Work instructions:
Go through the data below and copy it exactly, skipping every picture.
◆ ◆ ◆ ◆ ◆
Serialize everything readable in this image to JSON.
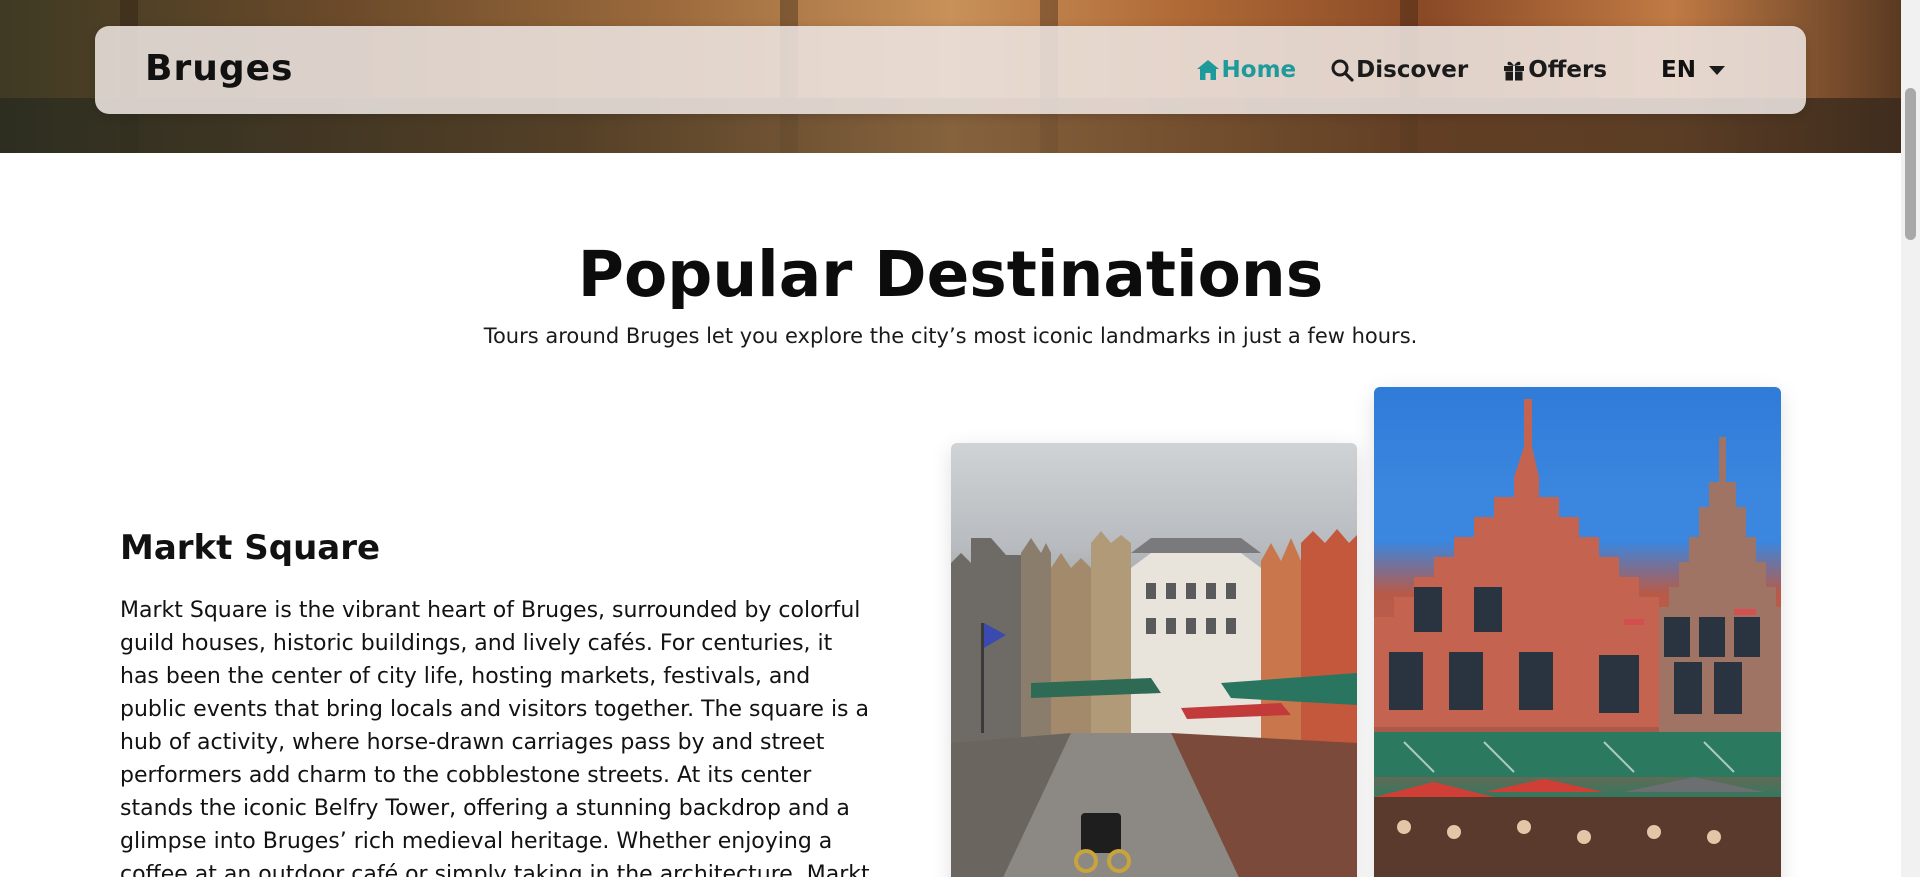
{
  "navbar": {
    "brand": "Bruges",
    "links": [
      {
        "label": "Home",
        "icon": "home-icon",
        "active": true
      },
      {
        "label": "Discover",
        "icon": "search-icon",
        "active": false
      },
      {
        "label": "Offers",
        "icon": "gift-icon",
        "active": false
      }
    ],
    "language": "EN"
  },
  "section": {
    "title": "Popular Destinations",
    "subtitle": "Tours around Bruges let you explore the city’s most iconic landmarks in just a few hours."
  },
  "destination": {
    "title": "Markt Square",
    "description": "Markt Square is the vibrant heart of Bruges, surrounded by colorful guild houses, historic buildings, and lively cafés. For centuries, it has been the center of city life, hosting markets, festivals, and public events that bring locals and visitors together. The square is a hub of activity, where horse-drawn carriages pass by and street performers add charm to the cobblestone streets. At its center stands the iconic Belfry Tower, offering a stunning backdrop and a glimpse into Bruges’ rich medieval heritage. Whether enjoying a coffee at an outdoor café or simply taking in the architecture, Markt"
  },
  "colors": {
    "accent": "#1f9a9a",
    "text": "#111111",
    "navbar_bg": "#ece4e0"
  }
}
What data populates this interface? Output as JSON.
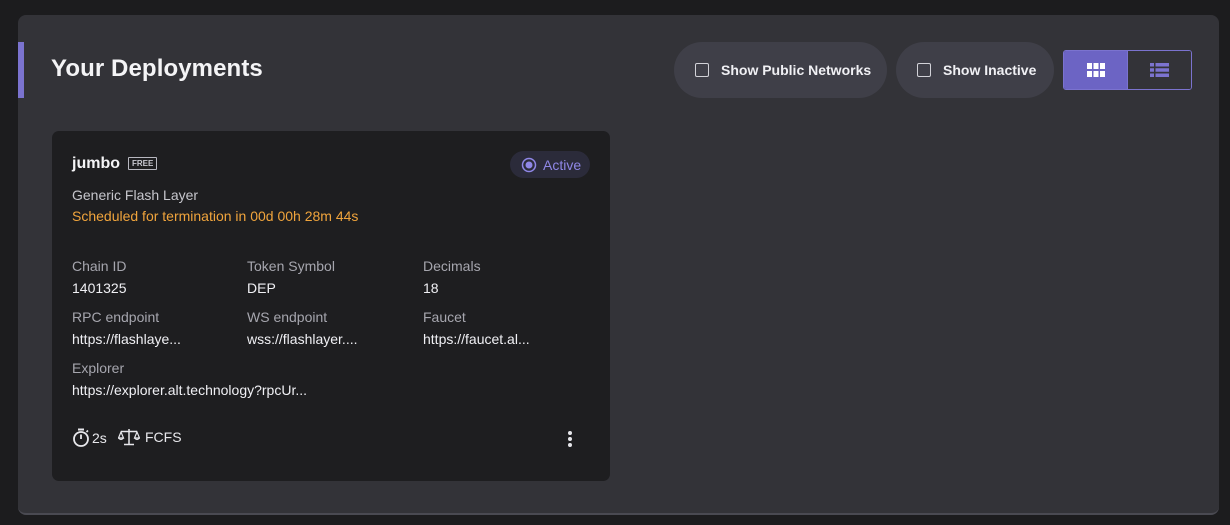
{
  "header": {
    "title": "Your Deployments",
    "show_public_networks_label": "Show Public Networks",
    "show_public_networks_checked": false,
    "show_inactive_label": "Show Inactive",
    "show_inactive_checked": false,
    "view_mode": "grid",
    "grid_view_icon": "grid-icon",
    "list_view_icon": "list-icon"
  },
  "deployment": {
    "name": "jumbo",
    "badge": "FREE",
    "status": "Active",
    "status_icon": "radio-dot-icon",
    "type": "Generic Flash Layer",
    "termination": "Scheduled for termination in 00d 00h 28m 44s",
    "fields": {
      "chain_id": {
        "label": "Chain ID",
        "value": "1401325"
      },
      "token_symbol": {
        "label": "Token Symbol",
        "value": "DEP"
      },
      "decimals": {
        "label": "Decimals",
        "value": "18"
      },
      "rpc_endpoint": {
        "label": "RPC endpoint",
        "value": "https://flashlaye..."
      },
      "ws_endpoint": {
        "label": "WS endpoint",
        "value": "wss://flashlayer...."
      },
      "faucet": {
        "label": "Faucet",
        "value": "https://faucet.al..."
      },
      "explorer": {
        "label": "Explorer",
        "value": "https://explorer.alt.technology?rpcUr..."
      }
    },
    "block_time": "2s",
    "block_time_icon": "stopwatch-icon",
    "sequencing": "FCFS",
    "sequencing_icon": "scales-icon",
    "menu_icon": "more-vertical-icon"
  },
  "colors": {
    "accent": "#7b73cf",
    "status": "#8f87e6",
    "warning": "#f0a43c"
  }
}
◆ ◆ ◆ ◆ ◆
Problem solution:
Serialize everything readable in this image to JSON.
{
  "navbar": {
    "brand": "Bruges",
    "links": [
      {
        "label": "Home",
        "icon": "home-icon",
        "active": true
      },
      {
        "label": "Discover",
        "icon": "search-icon",
        "active": false
      },
      {
        "label": "Offers",
        "icon": "gift-icon",
        "active": false
      }
    ],
    "language": "EN"
  },
  "section": {
    "title": "Popular Destinations",
    "subtitle": "Tours around Bruges let you explore the city’s most iconic landmarks in just a few hours."
  },
  "destination": {
    "title": "Markt Square",
    "description": "Markt Square is the vibrant heart of Bruges, surrounded by colorful guild houses, historic buildings, and lively cafés. For centuries, it has been the center of city life, hosting markets, festivals, and public events that bring locals and visitors together. The square is a hub of activity, where horse-drawn carriages pass by and street performers add charm to the cobblestone streets. At its center stands the iconic Belfry Tower, offering a stunning backdrop and a glimpse into Bruges’ rich medieval heritage. Whether enjoying a coffee at an outdoor café or simply taking in the architecture, Markt"
  },
  "colors": {
    "accent": "#1f9a9a",
    "text": "#111111",
    "navbar_bg": "#ece4e0"
  }
}
What data populates this interface? Output as JSON.
{
  "header": {
    "title": "Your Deployments",
    "show_public_networks_label": "Show Public Networks",
    "show_public_networks_checked": false,
    "show_inactive_label": "Show Inactive",
    "show_inactive_checked": false,
    "view_mode": "grid",
    "grid_view_icon": "grid-icon",
    "list_view_icon": "list-icon"
  },
  "deployment": {
    "name": "jumbo",
    "badge": "FREE",
    "status": "Active",
    "status_icon": "radio-dot-icon",
    "type": "Generic Flash Layer",
    "termination": "Scheduled for termination in 00d 00h 28m 44s",
    "fields": {
      "chain_id": {
        "label": "Chain ID",
        "value": "1401325"
      },
      "token_symbol": {
        "label": "Token Symbol",
        "value": "DEP"
      },
      "decimals": {
        "label": "Decimals",
        "value": "18"
      },
      "rpc_endpoint": {
        "label": "RPC endpoint",
        "value": "https://flashlaye..."
      },
      "ws_endpoint": {
        "label": "WS endpoint",
        "value": "wss://flashlayer...."
      },
      "faucet": {
        "label": "Faucet",
        "value": "https://faucet.al..."
      },
      "explorer": {
        "label": "Explorer",
        "value": "https://explorer.alt.technology?rpcUr..."
      }
    },
    "block_time": "2s",
    "block_time_icon": "stopwatch-icon",
    "sequencing": "FCFS",
    "sequencing_icon": "scales-icon",
    "menu_icon": "more-vertical-icon"
  },
  "colors": {
    "accent": "#7b73cf",
    "status": "#8f87e6",
    "warning": "#f0a43c"
  }
}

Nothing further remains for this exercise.